Exercise aim => How many of these lines hold the string "JSON"? Answer with the number only.

━━━━━ Recorded data

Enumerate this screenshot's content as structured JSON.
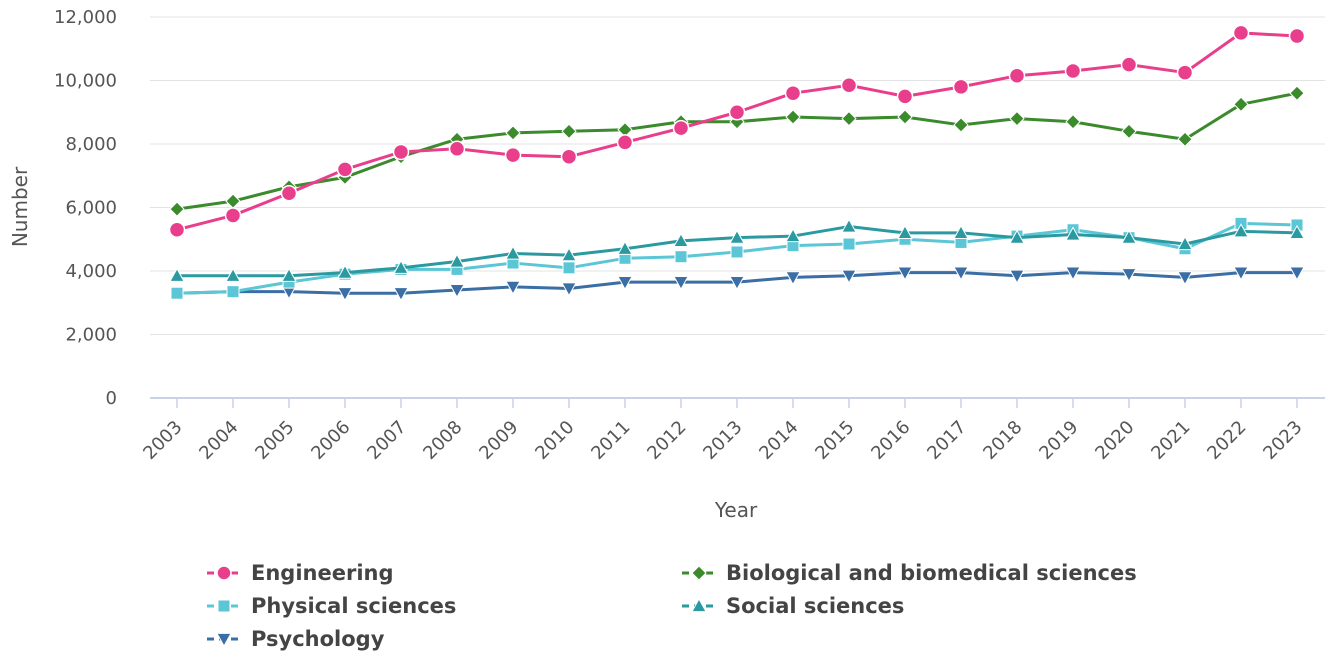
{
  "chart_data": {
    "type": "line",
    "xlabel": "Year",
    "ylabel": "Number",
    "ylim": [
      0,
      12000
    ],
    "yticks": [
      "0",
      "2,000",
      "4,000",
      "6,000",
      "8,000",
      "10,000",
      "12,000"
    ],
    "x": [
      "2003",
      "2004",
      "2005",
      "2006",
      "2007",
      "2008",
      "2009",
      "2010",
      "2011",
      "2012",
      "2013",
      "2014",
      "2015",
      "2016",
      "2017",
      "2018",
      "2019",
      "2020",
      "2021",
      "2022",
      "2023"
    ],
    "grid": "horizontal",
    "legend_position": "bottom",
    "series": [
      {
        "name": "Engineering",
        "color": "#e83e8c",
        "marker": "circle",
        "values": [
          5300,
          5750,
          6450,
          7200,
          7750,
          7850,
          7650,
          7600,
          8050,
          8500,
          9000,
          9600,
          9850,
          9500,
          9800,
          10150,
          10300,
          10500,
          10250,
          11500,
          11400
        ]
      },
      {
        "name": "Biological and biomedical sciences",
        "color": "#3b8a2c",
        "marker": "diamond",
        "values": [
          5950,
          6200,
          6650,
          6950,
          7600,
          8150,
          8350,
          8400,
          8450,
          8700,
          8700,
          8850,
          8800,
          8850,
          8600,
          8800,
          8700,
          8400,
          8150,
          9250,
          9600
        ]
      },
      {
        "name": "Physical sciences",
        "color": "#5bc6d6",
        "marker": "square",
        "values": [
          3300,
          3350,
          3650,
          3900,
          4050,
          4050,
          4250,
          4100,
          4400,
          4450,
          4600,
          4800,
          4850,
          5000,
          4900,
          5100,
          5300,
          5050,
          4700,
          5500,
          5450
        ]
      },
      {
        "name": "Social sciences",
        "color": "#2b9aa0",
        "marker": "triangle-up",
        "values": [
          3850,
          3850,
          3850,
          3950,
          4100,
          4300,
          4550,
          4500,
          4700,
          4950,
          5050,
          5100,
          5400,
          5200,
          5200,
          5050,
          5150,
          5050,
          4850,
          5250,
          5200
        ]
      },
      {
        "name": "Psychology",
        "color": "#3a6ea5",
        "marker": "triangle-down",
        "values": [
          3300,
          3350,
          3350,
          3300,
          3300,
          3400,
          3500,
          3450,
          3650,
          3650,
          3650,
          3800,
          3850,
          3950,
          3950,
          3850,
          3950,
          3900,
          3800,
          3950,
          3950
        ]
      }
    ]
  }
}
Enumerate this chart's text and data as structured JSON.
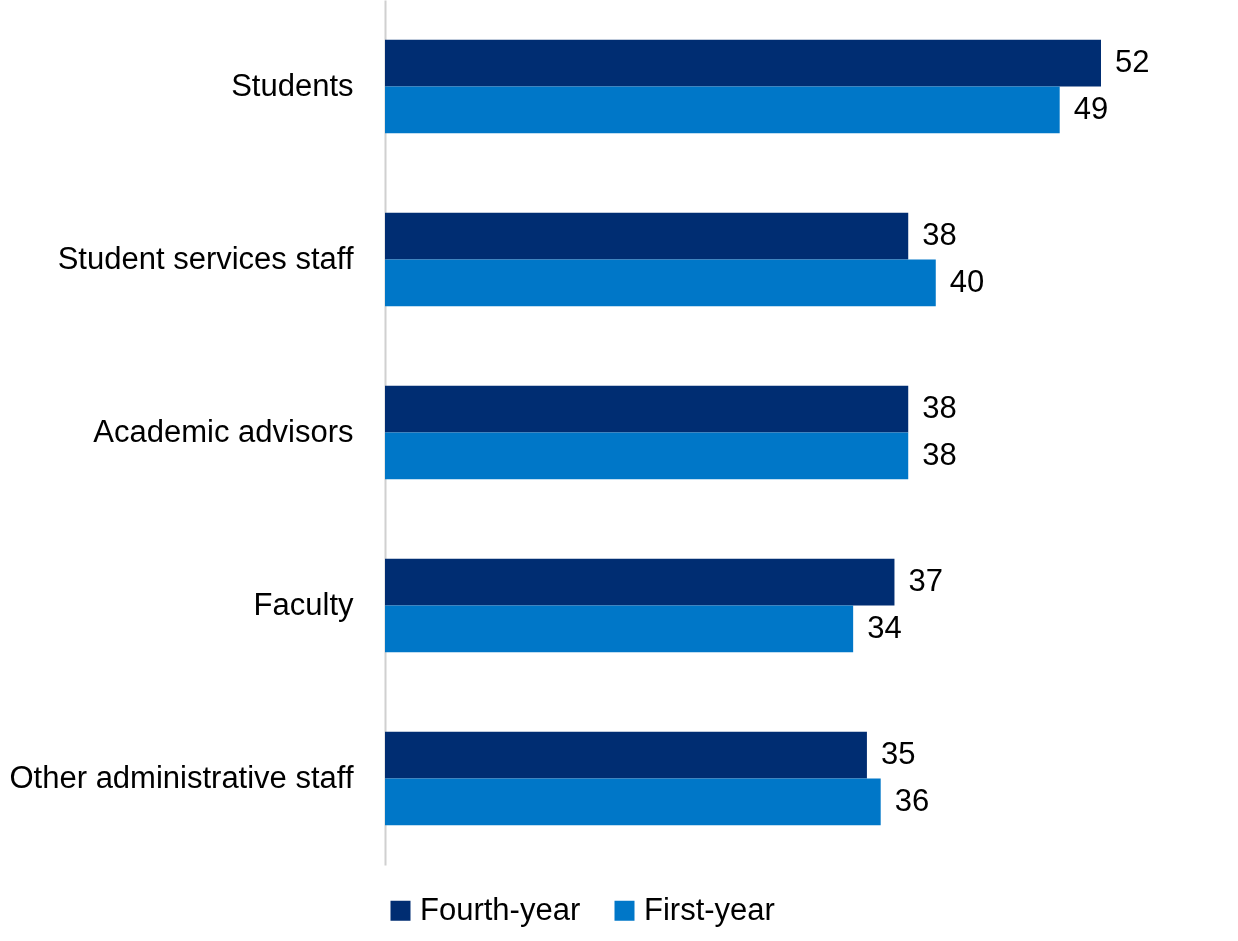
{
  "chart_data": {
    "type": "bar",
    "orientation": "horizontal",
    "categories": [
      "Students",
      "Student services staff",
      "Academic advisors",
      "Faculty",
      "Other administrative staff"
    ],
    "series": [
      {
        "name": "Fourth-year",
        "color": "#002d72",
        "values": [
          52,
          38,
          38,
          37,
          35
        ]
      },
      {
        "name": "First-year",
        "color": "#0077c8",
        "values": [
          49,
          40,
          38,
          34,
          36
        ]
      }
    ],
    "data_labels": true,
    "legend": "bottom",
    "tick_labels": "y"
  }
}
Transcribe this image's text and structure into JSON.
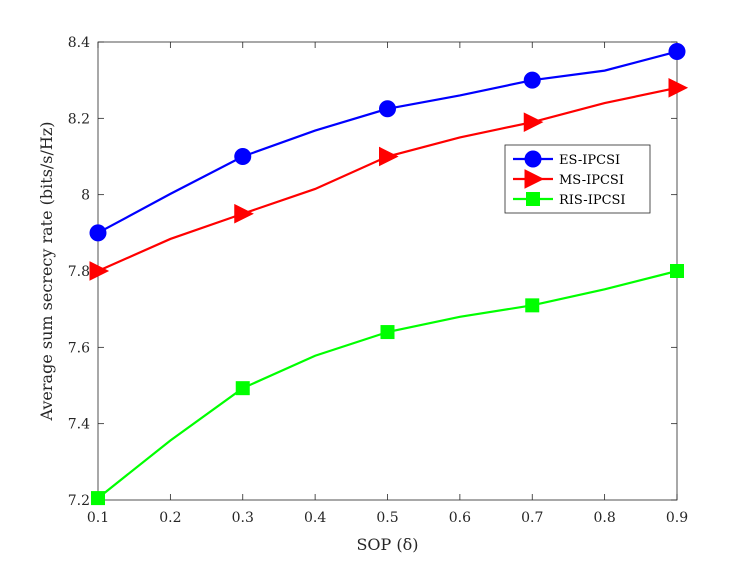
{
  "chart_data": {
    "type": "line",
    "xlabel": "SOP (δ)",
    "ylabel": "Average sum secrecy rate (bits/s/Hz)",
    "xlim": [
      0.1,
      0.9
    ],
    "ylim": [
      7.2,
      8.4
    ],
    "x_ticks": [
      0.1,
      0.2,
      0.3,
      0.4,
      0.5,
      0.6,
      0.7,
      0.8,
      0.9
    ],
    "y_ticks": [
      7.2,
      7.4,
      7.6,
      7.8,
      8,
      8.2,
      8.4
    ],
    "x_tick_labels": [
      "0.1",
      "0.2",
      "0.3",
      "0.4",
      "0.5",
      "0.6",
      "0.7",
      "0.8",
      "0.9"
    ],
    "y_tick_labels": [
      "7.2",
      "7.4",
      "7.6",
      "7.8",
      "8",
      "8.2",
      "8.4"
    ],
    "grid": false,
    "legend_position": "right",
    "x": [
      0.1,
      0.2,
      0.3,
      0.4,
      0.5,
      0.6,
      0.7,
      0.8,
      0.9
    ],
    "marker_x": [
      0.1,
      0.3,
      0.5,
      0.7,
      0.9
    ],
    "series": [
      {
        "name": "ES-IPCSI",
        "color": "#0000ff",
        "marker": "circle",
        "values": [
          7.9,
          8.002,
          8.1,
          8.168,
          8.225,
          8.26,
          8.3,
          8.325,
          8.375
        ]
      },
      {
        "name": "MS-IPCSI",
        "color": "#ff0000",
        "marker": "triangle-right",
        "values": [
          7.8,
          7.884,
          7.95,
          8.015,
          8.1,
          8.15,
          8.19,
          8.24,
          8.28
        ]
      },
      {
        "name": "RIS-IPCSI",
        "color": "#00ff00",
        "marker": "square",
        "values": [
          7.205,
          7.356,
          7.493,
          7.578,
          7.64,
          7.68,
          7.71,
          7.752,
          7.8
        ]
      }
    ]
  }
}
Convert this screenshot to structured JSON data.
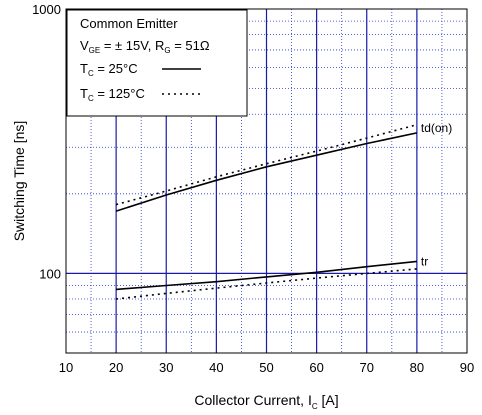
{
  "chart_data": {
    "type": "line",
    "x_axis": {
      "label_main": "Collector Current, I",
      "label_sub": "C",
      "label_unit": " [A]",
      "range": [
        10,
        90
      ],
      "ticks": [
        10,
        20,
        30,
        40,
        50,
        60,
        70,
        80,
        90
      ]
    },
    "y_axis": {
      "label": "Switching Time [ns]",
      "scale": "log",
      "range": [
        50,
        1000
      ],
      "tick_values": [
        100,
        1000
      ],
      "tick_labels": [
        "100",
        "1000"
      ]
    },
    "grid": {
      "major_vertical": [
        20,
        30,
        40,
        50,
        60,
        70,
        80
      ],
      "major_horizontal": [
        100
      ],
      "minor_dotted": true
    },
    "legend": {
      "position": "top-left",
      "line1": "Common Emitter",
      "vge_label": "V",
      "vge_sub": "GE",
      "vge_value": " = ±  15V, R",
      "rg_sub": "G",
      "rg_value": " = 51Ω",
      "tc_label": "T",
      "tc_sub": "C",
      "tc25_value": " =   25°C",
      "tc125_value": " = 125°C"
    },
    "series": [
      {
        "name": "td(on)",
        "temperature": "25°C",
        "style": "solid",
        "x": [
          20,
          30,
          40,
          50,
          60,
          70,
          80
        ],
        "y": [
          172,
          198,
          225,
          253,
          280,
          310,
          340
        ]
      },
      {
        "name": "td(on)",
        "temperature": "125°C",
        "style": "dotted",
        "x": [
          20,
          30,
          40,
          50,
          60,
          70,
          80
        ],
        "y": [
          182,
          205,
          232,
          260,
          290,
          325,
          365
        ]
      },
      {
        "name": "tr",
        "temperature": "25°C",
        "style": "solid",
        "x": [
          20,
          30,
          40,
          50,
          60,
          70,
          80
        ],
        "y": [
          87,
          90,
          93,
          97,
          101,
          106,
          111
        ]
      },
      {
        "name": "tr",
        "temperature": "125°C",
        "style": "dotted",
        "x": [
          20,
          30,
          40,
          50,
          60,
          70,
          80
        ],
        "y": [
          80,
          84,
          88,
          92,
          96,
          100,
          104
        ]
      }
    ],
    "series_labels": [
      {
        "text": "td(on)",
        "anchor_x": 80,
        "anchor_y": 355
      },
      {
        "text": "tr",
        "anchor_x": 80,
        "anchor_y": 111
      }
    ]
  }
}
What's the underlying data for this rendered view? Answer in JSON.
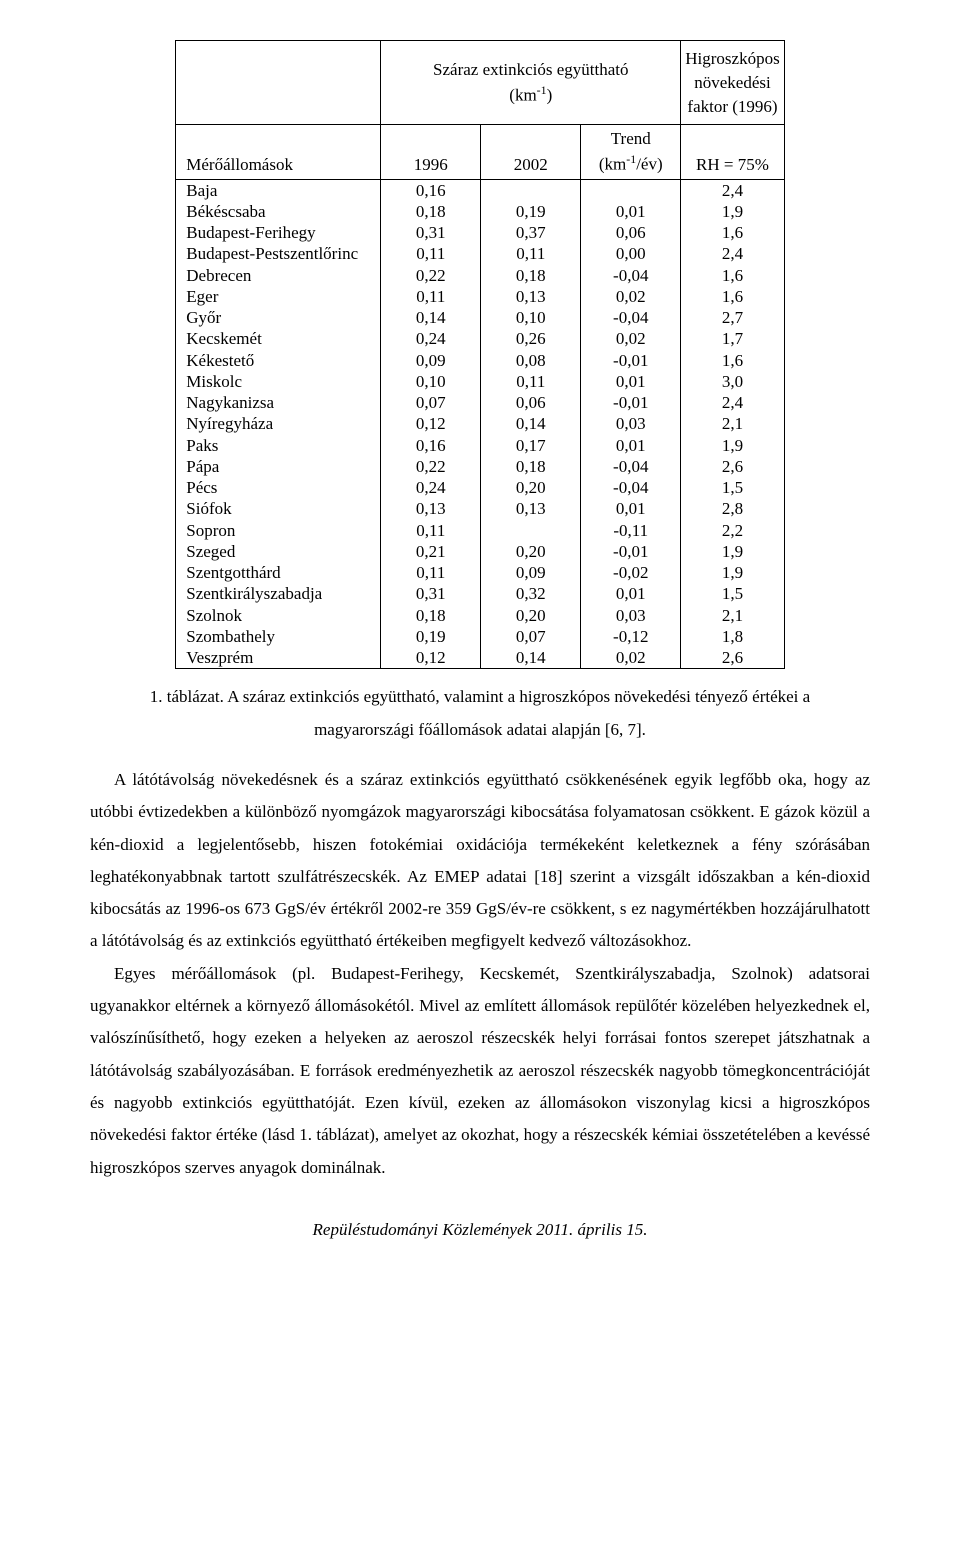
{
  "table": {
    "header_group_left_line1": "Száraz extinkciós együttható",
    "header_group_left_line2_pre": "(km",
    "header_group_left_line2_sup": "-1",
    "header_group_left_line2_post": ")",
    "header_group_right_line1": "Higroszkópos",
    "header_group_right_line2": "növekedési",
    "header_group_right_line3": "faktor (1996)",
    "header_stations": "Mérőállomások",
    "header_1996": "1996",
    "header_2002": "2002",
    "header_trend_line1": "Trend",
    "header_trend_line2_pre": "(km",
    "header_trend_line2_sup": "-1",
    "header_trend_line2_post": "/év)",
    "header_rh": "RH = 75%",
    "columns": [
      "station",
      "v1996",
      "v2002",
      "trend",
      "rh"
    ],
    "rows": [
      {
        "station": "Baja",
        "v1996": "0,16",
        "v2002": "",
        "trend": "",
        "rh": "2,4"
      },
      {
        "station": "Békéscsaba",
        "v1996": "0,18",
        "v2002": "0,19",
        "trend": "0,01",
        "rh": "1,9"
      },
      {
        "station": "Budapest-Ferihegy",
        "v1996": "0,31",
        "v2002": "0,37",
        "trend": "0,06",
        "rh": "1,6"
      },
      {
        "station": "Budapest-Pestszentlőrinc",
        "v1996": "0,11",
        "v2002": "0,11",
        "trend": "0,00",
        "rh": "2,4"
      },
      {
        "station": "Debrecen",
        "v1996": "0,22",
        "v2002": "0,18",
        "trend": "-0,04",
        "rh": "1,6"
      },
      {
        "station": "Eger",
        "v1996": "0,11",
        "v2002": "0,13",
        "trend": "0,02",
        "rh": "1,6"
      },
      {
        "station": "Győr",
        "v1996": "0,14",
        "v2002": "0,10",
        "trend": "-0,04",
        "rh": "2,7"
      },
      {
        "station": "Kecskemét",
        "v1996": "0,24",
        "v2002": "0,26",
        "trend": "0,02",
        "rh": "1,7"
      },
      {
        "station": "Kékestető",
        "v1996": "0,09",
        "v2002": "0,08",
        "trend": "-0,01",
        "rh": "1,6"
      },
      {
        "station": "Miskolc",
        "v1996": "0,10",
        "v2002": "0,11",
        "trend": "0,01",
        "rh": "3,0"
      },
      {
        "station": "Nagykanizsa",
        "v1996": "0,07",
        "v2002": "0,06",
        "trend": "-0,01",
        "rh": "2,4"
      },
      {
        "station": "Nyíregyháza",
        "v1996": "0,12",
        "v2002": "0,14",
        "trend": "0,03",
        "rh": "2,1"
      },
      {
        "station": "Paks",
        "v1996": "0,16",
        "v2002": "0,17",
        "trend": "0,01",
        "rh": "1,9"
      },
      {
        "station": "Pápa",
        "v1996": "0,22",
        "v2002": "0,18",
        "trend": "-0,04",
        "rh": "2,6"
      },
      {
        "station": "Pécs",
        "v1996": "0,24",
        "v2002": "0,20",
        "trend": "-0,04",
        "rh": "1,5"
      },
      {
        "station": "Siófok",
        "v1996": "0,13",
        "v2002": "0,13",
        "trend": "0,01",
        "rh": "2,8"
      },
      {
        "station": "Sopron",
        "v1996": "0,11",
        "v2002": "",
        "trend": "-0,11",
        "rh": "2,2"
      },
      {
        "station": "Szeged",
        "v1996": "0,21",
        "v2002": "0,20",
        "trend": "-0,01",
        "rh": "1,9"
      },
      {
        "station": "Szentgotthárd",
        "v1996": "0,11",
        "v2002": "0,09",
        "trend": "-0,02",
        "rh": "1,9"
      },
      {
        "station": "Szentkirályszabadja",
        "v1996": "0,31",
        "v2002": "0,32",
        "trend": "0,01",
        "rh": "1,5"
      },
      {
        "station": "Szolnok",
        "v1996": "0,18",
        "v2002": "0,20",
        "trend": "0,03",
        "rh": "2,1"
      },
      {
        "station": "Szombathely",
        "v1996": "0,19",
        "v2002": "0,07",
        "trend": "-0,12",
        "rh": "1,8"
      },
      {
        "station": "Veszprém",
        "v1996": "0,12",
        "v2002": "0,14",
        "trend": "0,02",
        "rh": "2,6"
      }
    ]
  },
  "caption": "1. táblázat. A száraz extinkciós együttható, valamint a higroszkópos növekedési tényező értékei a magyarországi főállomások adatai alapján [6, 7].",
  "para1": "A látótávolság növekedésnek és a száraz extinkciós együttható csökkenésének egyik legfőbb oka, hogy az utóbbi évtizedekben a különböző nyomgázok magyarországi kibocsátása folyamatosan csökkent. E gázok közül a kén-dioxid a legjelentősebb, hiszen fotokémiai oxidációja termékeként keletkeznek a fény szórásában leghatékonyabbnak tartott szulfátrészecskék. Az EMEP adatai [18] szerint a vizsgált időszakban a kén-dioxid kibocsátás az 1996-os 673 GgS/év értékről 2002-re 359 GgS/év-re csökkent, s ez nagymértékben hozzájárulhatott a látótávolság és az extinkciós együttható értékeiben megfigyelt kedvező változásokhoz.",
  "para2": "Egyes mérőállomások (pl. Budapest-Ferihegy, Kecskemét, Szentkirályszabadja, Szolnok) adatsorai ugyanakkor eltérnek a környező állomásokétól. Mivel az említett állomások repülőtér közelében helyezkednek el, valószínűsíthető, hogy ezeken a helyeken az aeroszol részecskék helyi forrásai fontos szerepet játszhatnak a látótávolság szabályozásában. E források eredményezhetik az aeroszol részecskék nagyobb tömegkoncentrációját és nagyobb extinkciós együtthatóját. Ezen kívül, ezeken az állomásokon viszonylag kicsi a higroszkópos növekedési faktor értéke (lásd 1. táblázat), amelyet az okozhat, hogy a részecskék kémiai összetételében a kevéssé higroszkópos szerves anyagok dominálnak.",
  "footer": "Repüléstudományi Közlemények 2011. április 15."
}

━━━━━━━━━━

Exercise output => 5